■ Aim ■
Give back the whole listing exactly as shown.

-- Start of Supplied entries --

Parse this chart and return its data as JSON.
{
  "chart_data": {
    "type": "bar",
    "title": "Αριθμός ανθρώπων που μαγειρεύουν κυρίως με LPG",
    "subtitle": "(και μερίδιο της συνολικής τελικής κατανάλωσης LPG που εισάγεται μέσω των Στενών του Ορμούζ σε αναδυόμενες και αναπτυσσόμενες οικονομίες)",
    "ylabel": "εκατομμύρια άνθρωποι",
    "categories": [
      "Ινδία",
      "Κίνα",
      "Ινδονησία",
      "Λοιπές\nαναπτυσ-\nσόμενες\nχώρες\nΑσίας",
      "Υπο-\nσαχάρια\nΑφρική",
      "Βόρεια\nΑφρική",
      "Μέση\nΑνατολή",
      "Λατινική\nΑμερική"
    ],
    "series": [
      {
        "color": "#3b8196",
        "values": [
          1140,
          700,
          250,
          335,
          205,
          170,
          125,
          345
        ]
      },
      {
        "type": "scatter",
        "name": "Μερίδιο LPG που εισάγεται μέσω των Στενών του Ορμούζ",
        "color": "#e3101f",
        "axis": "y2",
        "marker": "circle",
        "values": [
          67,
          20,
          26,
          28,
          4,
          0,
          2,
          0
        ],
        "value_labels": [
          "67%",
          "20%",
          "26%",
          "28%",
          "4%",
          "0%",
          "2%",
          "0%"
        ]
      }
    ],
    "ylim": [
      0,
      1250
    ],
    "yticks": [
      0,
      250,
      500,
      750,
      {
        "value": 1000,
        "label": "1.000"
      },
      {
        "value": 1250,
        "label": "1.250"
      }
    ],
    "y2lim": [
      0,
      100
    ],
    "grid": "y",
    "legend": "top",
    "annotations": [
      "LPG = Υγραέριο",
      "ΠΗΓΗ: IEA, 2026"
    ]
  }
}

-- End of Supplied entries --

■ Written response ■
Parse this chart and return its data as JSON.
{
  "chart_data": {
    "type": "bar",
    "title": "Αριθμός ανθρώπων που μαγειρεύουν κυρίως με LPG",
    "subtitle": "(και μερίδιο της συνολικής τελικής κατανάλωσης LPG που εισάγεται μέσω των Στενών του Ορμούζ σε αναδυόμενες και αναπτυσσόμενες οικονομίες)",
    "ylabel": "εκατομμύρια άνθρωποι",
    "categories": [
      "Ινδία",
      "Κίνα",
      "Ινδονησία",
      "Λοιπές\nαναπτυσ-\nσόμενες\nχώρες\nΑσίας",
      "Υπο-\nσαχάρια\nΑφρική",
      "Βόρεια\nΑφρική",
      "Μέση\nΑνατολή",
      "Λατινική\nΑμερική"
    ],
    "series": [
      {
        "color": "#3b8196",
        "values": [
          1140,
          700,
          250,
          335,
          205,
          170,
          125,
          345
        ]
      },
      {
        "type": "scatter",
        "name": "Μερίδιο LPG που εισάγεται μέσω των Στενών του Ορμούζ",
        "color": "#e3101f",
        "axis": "y2",
        "marker": "circle",
        "values": [
          67,
          20,
          26,
          28,
          4,
          0,
          2,
          0
        ],
        "value_labels": [
          "67%",
          "20%",
          "26%",
          "28%",
          "4%",
          "0%",
          "2%",
          "0%"
        ]
      }
    ],
    "ylim": [
      0,
      1250
    ],
    "yticks": [
      0,
      250,
      500,
      750,
      {
        "value": 1000,
        "label": "1.000"
      },
      {
        "value": 1250,
        "label": "1.250"
      }
    ],
    "y2lim": [
      0,
      100
    ],
    "grid": "y",
    "legend": "top",
    "annotations": [
      "LPG = Υγραέριο",
      "ΠΗΓΗ: IEA, 2026"
    ]
  }
}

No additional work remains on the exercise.